STORED ROWS:
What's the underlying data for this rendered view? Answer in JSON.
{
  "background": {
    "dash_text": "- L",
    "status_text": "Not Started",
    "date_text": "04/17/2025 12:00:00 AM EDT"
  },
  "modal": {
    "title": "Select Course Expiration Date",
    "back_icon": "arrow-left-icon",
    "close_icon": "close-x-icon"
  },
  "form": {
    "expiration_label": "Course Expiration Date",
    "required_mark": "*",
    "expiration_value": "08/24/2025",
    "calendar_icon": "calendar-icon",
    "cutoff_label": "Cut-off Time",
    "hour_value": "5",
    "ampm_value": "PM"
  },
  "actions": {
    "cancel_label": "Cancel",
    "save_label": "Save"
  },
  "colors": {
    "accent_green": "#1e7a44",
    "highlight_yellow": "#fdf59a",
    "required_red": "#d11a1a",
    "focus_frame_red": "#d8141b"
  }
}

WHAT THE TASK ASKS:
Repeat the entries exactly, all of them.

SOLUTION TO THE PROBLEM:
What's the underlying data for this rendered view? Answer in JSON.
{
  "background": {
    "dash_text": "- L",
    "status_text": "Not Started",
    "date_text": "04/17/2025 12:00:00 AM EDT"
  },
  "modal": {
    "title": "Select Course Expiration Date",
    "back_icon": "arrow-left-icon",
    "close_icon": "close-x-icon"
  },
  "form": {
    "expiration_label": "Course Expiration Date",
    "required_mark": "*",
    "expiration_value": "08/24/2025",
    "calendar_icon": "calendar-icon",
    "cutoff_label": "Cut-off Time",
    "hour_value": "5",
    "ampm_value": "PM"
  },
  "actions": {
    "cancel_label": "Cancel",
    "save_label": "Save"
  },
  "colors": {
    "accent_green": "#1e7a44",
    "highlight_yellow": "#fdf59a",
    "required_red": "#d11a1a",
    "focus_frame_red": "#d8141b"
  }
}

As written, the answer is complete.